Directive => Which lines hold the word "ingresos"? Copy each of them from the material.

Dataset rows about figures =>
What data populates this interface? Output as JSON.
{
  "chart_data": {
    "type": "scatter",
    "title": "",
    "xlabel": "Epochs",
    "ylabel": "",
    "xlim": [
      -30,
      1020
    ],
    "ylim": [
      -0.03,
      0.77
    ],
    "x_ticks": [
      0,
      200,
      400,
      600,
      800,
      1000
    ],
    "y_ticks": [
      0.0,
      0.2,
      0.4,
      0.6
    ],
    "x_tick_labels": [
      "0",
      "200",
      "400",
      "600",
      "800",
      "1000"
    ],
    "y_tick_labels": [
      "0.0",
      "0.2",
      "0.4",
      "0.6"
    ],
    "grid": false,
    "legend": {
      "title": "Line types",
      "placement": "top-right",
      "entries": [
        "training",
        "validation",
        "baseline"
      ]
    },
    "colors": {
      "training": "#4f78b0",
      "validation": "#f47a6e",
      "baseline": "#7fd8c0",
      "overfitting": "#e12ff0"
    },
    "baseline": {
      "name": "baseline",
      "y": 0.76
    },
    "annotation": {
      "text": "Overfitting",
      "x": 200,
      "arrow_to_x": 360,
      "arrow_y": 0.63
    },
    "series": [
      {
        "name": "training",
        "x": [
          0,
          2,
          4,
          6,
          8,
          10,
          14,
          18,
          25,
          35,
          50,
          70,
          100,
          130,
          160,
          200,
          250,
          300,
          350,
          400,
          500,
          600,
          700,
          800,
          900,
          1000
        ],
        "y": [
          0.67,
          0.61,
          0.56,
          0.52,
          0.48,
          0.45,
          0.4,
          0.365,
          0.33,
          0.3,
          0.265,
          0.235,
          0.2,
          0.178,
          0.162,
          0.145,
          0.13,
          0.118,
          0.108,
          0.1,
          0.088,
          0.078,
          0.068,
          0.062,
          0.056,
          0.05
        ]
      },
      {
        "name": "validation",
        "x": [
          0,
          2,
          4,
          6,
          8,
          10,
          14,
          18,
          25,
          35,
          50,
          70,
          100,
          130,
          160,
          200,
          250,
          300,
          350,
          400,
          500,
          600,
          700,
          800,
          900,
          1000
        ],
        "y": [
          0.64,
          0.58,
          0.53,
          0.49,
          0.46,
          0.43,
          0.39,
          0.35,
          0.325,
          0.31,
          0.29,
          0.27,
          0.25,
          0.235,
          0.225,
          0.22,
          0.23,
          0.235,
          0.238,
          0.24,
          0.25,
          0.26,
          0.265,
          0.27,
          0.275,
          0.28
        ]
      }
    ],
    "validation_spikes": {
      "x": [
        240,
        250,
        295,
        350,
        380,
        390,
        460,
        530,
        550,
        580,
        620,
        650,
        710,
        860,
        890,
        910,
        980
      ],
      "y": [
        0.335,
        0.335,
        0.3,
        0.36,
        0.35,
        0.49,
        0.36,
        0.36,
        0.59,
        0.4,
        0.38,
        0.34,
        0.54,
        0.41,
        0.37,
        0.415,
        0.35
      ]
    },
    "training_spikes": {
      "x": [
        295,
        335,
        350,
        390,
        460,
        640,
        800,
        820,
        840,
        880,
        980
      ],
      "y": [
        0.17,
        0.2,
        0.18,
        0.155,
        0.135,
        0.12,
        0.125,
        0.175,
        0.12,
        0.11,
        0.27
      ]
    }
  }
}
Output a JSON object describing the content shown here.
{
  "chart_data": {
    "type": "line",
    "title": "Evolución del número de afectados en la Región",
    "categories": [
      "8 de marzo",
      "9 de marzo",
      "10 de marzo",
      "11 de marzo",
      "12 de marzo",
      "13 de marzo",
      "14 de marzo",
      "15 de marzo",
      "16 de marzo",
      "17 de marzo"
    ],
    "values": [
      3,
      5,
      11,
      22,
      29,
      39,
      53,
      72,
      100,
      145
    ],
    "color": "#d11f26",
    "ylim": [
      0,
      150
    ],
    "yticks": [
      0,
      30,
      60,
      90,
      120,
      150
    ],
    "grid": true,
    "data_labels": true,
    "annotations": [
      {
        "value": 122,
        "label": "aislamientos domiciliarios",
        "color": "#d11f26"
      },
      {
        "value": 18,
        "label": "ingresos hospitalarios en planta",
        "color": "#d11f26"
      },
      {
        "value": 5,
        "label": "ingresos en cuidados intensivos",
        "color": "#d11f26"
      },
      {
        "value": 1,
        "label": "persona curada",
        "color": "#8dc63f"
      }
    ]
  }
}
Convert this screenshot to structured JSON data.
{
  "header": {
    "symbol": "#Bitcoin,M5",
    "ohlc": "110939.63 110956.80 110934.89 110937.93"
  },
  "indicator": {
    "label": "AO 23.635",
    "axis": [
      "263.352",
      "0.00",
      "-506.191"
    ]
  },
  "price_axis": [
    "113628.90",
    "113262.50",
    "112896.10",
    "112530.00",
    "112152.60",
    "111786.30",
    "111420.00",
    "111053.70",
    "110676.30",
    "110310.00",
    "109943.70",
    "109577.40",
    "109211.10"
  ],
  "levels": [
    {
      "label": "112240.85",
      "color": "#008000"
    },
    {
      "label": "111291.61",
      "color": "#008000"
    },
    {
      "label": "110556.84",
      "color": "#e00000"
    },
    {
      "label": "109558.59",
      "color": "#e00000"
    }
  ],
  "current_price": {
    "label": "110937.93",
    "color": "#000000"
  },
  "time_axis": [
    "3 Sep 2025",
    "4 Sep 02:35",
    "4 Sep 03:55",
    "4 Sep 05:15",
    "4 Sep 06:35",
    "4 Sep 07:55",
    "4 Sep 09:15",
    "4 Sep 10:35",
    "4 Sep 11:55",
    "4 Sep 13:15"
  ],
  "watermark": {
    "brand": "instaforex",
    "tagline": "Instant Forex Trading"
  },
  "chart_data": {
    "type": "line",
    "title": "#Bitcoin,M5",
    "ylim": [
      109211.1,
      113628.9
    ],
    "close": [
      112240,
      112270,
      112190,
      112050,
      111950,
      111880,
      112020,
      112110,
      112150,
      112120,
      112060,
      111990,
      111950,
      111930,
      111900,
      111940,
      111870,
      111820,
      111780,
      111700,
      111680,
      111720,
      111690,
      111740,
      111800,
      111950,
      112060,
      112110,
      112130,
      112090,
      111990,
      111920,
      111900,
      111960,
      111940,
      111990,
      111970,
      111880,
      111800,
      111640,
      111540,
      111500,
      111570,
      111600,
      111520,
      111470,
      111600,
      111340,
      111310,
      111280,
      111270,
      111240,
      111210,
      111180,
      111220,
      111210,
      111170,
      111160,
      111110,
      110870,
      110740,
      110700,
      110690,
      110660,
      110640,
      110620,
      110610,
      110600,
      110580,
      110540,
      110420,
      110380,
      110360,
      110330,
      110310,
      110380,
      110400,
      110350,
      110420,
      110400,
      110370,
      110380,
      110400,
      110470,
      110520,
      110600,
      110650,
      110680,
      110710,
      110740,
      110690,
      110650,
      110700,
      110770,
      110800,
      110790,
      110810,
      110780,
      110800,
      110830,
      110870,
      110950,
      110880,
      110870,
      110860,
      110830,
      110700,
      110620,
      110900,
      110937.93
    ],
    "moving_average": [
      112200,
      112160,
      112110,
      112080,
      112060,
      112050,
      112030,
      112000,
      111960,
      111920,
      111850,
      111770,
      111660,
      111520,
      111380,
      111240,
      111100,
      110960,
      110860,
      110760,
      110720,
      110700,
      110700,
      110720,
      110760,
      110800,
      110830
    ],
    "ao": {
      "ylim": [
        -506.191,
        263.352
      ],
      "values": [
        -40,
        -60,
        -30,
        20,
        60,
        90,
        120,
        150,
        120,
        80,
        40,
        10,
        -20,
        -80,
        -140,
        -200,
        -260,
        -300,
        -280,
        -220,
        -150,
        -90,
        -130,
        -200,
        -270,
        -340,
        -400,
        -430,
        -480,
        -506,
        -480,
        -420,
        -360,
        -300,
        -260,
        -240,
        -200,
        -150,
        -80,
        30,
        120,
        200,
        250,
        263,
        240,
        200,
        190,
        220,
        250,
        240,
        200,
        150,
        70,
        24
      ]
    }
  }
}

Final result =>
        "label": "ingresos hospitalarios en planta",
        "label": "ingresos en cuidados intensivos",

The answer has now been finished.